## Instructions to follow:
Output every entry exactly as written.

## Collected data entries:
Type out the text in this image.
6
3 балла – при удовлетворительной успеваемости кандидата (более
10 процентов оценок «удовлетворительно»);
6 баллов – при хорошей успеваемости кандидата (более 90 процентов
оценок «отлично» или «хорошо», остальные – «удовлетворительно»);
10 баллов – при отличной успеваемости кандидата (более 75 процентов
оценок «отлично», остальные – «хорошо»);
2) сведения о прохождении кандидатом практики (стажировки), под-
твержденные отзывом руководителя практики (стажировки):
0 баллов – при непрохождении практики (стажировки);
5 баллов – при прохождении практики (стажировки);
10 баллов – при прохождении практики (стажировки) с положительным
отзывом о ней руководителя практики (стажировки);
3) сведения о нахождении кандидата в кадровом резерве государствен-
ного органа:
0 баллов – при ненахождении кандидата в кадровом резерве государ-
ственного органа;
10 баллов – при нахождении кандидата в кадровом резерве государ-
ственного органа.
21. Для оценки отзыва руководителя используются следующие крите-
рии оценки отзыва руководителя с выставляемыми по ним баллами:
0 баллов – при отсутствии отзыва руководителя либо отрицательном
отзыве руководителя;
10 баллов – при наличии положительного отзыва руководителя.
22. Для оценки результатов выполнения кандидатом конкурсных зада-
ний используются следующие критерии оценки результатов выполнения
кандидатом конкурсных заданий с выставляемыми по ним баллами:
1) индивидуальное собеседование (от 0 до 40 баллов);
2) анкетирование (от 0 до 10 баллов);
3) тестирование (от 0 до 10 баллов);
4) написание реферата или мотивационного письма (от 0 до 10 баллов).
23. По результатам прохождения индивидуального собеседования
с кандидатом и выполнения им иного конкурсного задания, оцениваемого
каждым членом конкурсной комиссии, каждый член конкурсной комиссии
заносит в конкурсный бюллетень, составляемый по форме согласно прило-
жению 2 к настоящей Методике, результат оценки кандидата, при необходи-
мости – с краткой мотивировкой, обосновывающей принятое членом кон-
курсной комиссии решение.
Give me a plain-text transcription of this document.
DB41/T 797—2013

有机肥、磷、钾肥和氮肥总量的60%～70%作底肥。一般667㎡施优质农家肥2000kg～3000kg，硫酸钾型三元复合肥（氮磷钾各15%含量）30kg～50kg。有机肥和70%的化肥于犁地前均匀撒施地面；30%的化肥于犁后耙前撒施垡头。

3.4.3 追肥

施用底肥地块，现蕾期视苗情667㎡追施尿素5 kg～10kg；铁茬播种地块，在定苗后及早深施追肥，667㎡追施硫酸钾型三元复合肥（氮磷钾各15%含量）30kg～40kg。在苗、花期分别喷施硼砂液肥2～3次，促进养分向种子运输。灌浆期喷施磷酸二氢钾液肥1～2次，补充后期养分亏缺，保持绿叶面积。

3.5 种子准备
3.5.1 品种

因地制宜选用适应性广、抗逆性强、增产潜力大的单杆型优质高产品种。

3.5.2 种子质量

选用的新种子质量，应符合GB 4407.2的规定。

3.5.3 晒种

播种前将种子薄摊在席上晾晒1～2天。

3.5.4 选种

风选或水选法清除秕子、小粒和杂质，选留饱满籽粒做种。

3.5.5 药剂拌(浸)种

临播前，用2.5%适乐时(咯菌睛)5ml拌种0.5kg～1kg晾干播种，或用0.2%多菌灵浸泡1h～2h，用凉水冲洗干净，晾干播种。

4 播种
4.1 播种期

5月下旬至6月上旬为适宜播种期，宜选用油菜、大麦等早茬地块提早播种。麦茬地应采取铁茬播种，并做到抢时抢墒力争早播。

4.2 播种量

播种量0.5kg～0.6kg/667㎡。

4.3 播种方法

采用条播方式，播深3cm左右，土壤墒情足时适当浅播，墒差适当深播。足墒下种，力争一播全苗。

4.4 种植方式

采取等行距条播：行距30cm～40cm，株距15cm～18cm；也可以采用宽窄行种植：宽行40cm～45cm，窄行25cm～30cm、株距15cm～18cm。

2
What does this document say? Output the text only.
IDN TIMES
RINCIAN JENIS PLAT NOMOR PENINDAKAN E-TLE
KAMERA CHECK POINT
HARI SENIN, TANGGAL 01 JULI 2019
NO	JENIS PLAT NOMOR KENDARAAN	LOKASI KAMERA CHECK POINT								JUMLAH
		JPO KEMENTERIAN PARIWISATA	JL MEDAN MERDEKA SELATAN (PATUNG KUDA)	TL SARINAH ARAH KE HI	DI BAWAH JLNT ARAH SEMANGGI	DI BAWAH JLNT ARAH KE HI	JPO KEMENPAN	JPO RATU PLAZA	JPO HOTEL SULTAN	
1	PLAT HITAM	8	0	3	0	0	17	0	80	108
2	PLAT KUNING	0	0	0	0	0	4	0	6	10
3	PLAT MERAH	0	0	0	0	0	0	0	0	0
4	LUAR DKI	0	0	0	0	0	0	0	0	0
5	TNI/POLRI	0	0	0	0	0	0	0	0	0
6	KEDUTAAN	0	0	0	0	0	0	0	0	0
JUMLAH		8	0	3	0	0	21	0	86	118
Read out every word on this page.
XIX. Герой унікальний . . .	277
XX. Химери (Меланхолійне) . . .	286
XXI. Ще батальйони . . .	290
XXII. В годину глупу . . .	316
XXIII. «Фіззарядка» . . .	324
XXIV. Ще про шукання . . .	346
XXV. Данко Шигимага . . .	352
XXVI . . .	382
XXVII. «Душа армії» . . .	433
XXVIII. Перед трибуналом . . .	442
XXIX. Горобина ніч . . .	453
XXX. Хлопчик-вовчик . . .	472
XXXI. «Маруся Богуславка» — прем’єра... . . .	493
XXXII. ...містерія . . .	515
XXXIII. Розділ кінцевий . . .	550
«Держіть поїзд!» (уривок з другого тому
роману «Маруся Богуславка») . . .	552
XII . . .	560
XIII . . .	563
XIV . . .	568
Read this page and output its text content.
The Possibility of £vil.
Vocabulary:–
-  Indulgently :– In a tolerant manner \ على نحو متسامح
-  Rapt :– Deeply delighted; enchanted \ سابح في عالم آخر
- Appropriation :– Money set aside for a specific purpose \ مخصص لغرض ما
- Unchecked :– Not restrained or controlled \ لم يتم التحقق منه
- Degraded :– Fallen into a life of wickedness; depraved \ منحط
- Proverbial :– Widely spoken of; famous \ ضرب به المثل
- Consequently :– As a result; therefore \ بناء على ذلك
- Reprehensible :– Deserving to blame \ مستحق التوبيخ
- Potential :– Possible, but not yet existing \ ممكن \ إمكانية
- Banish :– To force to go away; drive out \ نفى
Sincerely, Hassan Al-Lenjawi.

## Answer for this exercise:
Type out the text in this image.
6
3 балла – при удовлетворительной успеваемости кандидата (более
10 процентов оценок «удовлетворительно»);
6 баллов – при хорошей успеваемости кандидата (более 90 процентов
оценок «отлично» или «хорошо», остальные – «удовлетворительно»);
10 баллов – при отличной успеваемости кандидата (более 75 процентов
оценок «отлично», остальные – «хорошо»);
2) сведения о прохождении кандидатом практики (стажировки), под-
твержденные отзывом руководителя практики (стажировки):
0 баллов – при непрохождении практики (стажировки);
5 баллов – при прохождении практики (стажировки);
10 баллов – при прохождении практики (стажировки) с положительным
отзывом о ней руководителя практики (стажировки);
3) сведения о нахождении кандидата в кадровом резерве государствен-
ного органа:
0 баллов – при ненахождении кандидата в кадровом резерве государ-
ственного органа;
10 баллов – при нахождении кандидата в кадровом резерве государ-
ственного органа.
21. Для оценки отзыва руководителя используются следующие крите-
рии оценки отзыва руководителя с выставляемыми по ним баллами:
0 баллов – при отсутствии отзыва руководителя либо отрицательном
отзыве руководителя;
10 баллов – при наличии положительного отзыва руководителя.
22. Для оценки результатов выполнения кандидатом конкурсных зада-
ний используются следующие критерии оценки результатов выполнения
кандидатом конкурсных заданий с выставляемыми по ним баллами:
1) индивидуальное собеседование (от 0 до 40 баллов);
2) анкетирование (от 0 до 10 баллов);
3) тестирование (от 0 до 10 баллов);
4) написание реферата или мотивационного письма (от 0 до 10 баллов).
23. По результатам прохождения индивидуального собеседования
с кандидатом и выполнения им иного конкурсного задания, оцениваемого
каждым членом конкурсной комиссии, каждый член конкурсной комиссии
заносит в конкурсный бюллетень, составляемый по форме согласно прило-
жению 2 к настоящей Методике, результат оценки кандидата, при необходи-
мости – с краткой мотивировкой, обосновывающей принятое членом кон-
курсной комиссии решение.
Give me a plain-text transcription of this document.
DB41/T 797—2013

有机肥、磷、钾肥和氮肥总量的60%～70%作底肥。一般667㎡施优质农家肥2000kg～3000kg，硫酸钾型三元复合肥（氮磷钾各15%含量）30kg～50kg。有机肥和70%的化肥于犁地前均匀撒施地面；30%的化肥于犁后耙前撒施垡头。

3.4.3 追肥

施用底肥地块，现蕾期视苗情667㎡追施尿素5 kg～10kg；铁茬播种地块，在定苗后及早深施追肥，667㎡追施硫酸钾型三元复合肥（氮磷钾各15%含量）30kg～40kg。在苗、花期分别喷施硼砂液肥2～3次，促进养分向种子运输。灌浆期喷施磷酸二氢钾液肥1～2次，补充后期养分亏缺，保持绿叶面积。

3.5 种子准备
3.5.1 品种

因地制宜选用适应性广、抗逆性强、增产潜力大的单杆型优质高产品种。

3.5.2 种子质量

选用的新种子质量，应符合GB 4407.2的规定。

3.5.3 晒种

播种前将种子薄摊在席上晾晒1～2天。

3.5.4 选种

风选或水选法清除秕子、小粒和杂质，选留饱满籽粒做种。

3.5.5 药剂拌(浸)种

临播前，用2.5%适乐时(咯菌睛)5ml拌种0.5kg～1kg晾干播种，或用0.2%多菌灵浸泡1h～2h，用凉水冲洗干净，晾干播种。

4 播种
4.1 播种期

5月下旬至6月上旬为适宜播种期，宜选用油菜、大麦等早茬地块提早播种。麦茬地应采取铁茬播种，并做到抢时抢墒力争早播。

4.2 播种量

播种量0.5kg～0.6kg/667㎡。

4.3 播种方法

采用条播方式，播深3cm左右，土壤墒情足时适当浅播，墒差适当深播。足墒下种，力争一播全苗。

4.4 种植方式

采取等行距条播：行距30cm～40cm，株距15cm～18cm；也可以采用宽窄行种植：宽行40cm～45cm，窄行25cm～30cm、株距15cm～18cm。

2
What does this document say? Output the text only.
IDN TIMES
RINCIAN JENIS PLAT NOMOR PENINDAKAN E-TLE
KAMERA CHECK POINT
HARI SENIN, TANGGAL 01 JULI 2019
NO	JENIS PLAT NOMOR KENDARAAN	LOKASI KAMERA CHECK POINT								JUMLAH
		JPO KEMENTERIAN PARIWISATA	JL MEDAN MERDEKA SELATAN (PATUNG KUDA)	TL SARINAH ARAH KE HI	DI BAWAH JLNT ARAH SEMANGGI	DI BAWAH JLNT ARAH KE HI	JPO KEMENPAN	JPO RATU PLAZA	JPO HOTEL SULTAN	
1	PLAT HITAM	8	0	3	0	0	17	0	80	108
2	PLAT KUNING	0	0	0	0	0	4	0	6	10
3	PLAT MERAH	0	0	0	0	0	0	0	0	0
4	LUAR DKI	0	0	0	0	0	0	0	0	0
5	TNI/POLRI	0	0	0	0	0	0	0	0	0
6	KEDUTAAN	0	0	0	0	0	0	0	0	0
JUMLAH		8	0	3	0	0	21	0	86	118
Read out every word on this page.
XIX. Герой унікальний . . .	277
XX. Химери (Меланхолійне) . . .	286
XXI. Ще батальйони . . .	290
XXII. В годину глупу . . .	316
XXIII. «Фіззарядка» . . .	324
XXIV. Ще про шукання . . .	346
XXV. Данко Шигимага . . .	352
XXVI . . .	382
XXVII. «Душа армії» . . .	433
XXVIII. Перед трибуналом . . .	442
XXIX. Горобина ніч . . .	453
XXX. Хлопчик-вовчик . . .	472
XXXI. «Маруся Богуславка» — прем’єра... . . .	493
XXXII. ...містерія . . .	515
XXXIII. Розділ кінцевий . . .	550
«Держіть поїзд!» (уривок з другого тому
роману «Маруся Богуславка») . . .	552
XII . . .	560
XIII . . .	563
XIV . . .	568
Read this page and output its text content.
The Possibility of £vil.
Vocabulary:–
-  Indulgently :– In a tolerant manner \ على نحو متسامح
-  Rapt :– Deeply delighted; enchanted \ سابح في عالم آخر
- Appropriation :– Money set aside for a specific purpose \ مخصص لغرض ما
- Unchecked :– Not restrained or controlled \ لم يتم التحقق منه
- Degraded :– Fallen into a life of wickedness; depraved \ منحط
- Proverbial :– Widely spoken of; famous \ ضرب به المثل
- Consequently :– As a result; therefore \ بناء على ذلك
- Reprehensible :– Deserving to blame \ مستحق التوبيخ
- Potential :– Possible, but not yet existing \ ممكن \ إمكانية
- Banish :– To force to go away; drive out \ نفى
Sincerely, Hassan Al-Lenjawi.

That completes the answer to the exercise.